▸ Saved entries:
>> Begin

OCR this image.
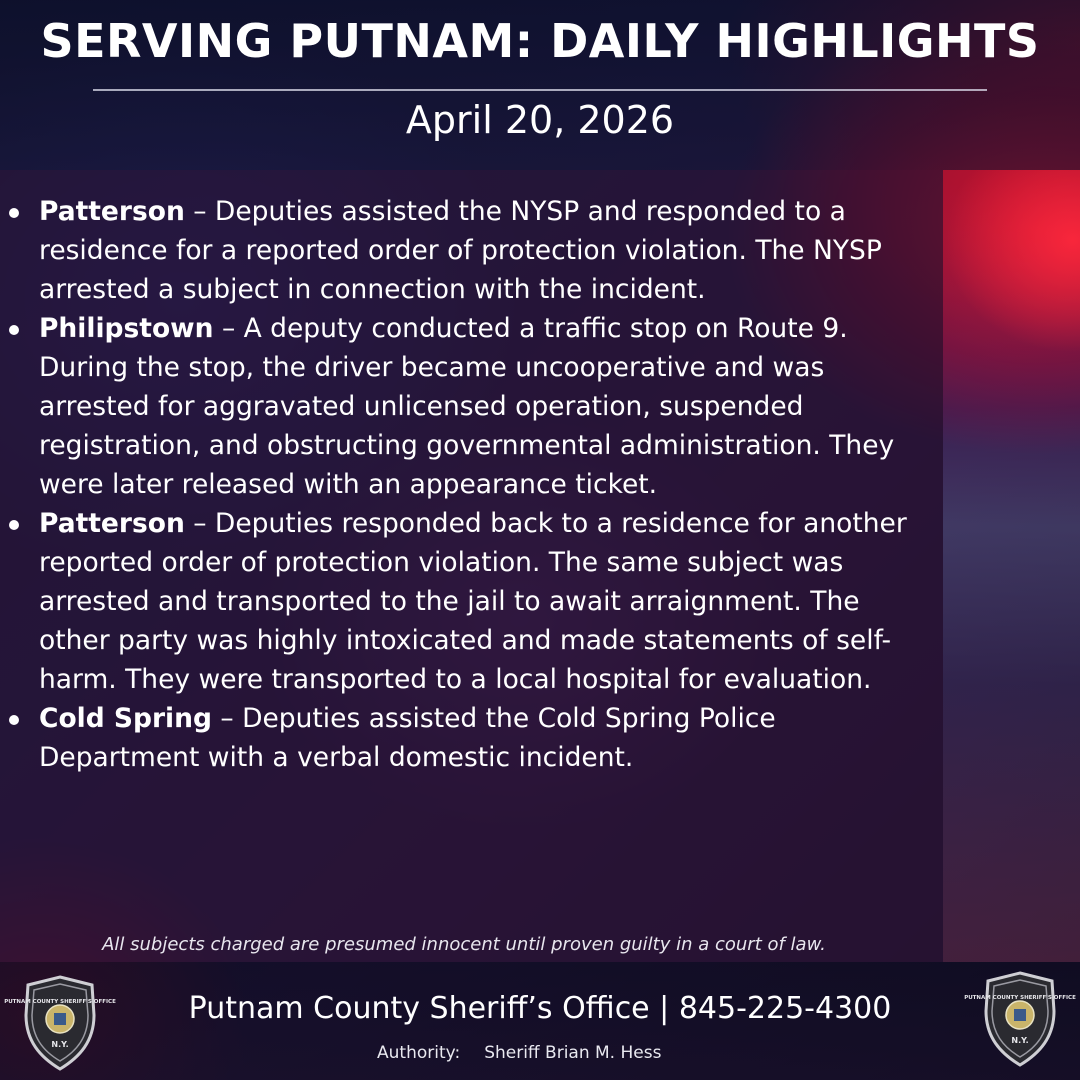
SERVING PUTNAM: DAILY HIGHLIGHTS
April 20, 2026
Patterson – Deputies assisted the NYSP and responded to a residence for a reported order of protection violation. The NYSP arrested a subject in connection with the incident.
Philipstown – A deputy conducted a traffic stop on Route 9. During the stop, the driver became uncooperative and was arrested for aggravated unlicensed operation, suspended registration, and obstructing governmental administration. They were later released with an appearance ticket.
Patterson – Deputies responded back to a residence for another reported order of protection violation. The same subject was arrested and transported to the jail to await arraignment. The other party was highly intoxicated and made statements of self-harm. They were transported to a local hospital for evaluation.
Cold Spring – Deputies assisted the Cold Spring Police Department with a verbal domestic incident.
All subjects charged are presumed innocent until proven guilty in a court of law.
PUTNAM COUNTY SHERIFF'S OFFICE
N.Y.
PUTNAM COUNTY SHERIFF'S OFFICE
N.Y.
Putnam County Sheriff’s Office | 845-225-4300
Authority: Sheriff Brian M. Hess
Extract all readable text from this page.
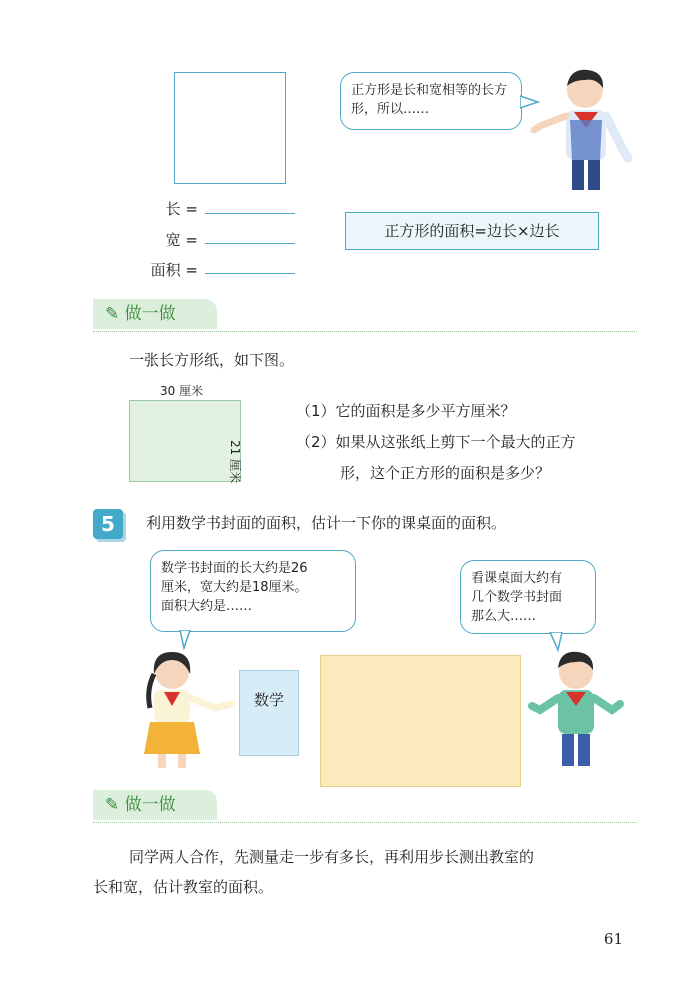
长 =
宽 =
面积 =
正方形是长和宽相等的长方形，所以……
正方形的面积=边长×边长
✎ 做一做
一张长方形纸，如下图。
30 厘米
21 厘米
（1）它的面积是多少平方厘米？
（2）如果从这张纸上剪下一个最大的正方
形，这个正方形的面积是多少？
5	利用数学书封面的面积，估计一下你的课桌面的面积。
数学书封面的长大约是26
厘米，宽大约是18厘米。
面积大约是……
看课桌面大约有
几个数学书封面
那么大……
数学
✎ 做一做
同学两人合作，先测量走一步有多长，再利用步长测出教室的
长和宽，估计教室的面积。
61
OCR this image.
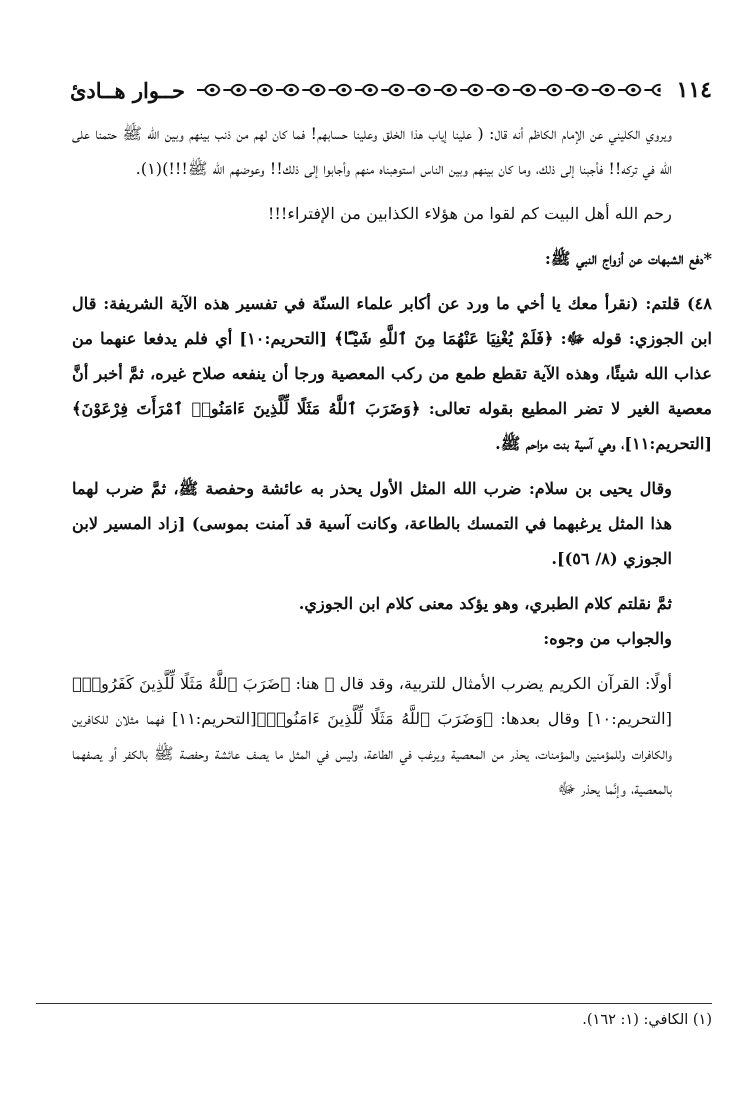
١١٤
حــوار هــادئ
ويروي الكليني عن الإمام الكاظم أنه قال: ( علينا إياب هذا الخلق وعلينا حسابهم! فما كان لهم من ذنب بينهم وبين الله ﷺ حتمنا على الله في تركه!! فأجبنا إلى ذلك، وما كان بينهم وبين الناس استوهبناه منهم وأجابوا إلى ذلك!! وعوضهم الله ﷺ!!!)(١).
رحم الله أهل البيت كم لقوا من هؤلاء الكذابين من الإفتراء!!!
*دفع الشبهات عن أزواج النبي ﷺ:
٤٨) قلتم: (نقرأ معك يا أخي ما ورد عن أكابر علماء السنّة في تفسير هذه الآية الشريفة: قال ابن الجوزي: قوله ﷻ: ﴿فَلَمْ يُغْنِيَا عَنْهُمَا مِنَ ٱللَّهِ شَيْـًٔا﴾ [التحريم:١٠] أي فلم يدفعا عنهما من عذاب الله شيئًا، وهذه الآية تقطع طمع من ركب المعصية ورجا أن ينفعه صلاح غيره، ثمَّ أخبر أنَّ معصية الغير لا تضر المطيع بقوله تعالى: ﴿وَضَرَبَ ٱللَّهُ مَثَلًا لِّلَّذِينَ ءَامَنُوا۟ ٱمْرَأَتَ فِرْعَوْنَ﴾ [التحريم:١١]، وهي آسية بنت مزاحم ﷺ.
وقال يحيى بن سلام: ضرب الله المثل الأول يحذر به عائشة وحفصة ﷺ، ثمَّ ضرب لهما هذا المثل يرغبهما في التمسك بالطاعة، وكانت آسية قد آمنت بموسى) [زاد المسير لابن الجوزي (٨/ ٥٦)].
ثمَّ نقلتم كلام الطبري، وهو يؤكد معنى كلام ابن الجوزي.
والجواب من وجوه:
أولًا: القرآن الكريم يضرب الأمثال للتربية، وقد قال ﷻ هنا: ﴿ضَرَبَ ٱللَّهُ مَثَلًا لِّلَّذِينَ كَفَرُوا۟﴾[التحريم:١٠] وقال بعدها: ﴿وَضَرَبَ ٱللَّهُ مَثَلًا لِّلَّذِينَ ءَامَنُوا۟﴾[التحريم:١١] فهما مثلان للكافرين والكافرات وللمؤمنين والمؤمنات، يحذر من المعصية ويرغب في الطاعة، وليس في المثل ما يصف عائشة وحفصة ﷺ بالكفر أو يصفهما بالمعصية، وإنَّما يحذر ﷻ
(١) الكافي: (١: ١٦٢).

>> End

▸ Problem: Read through the data and copy every line where "arrested" shows up.

▸ Correct output:
Patterson – Deputies assisted the NYSP and responded to a residence for a reported order of protection violation. The NYSP arrested a subject in connection with the incident.
Philipstown – A deputy conducted a traffic stop on Route 9. During the stop, the driver became uncooperative and was arrested for aggravated unlicensed operation, suspended registration, and obstructing governmental administration. They were later released with an appearance ticket.
Patterson – Deputies responded back to a residence for another reported order of protection violation. The same subject was arrested and transported to the jail to await arraignment. The other party was highly intoxicated and made statements of self-harm. They were transported to a local hospital for evaluation.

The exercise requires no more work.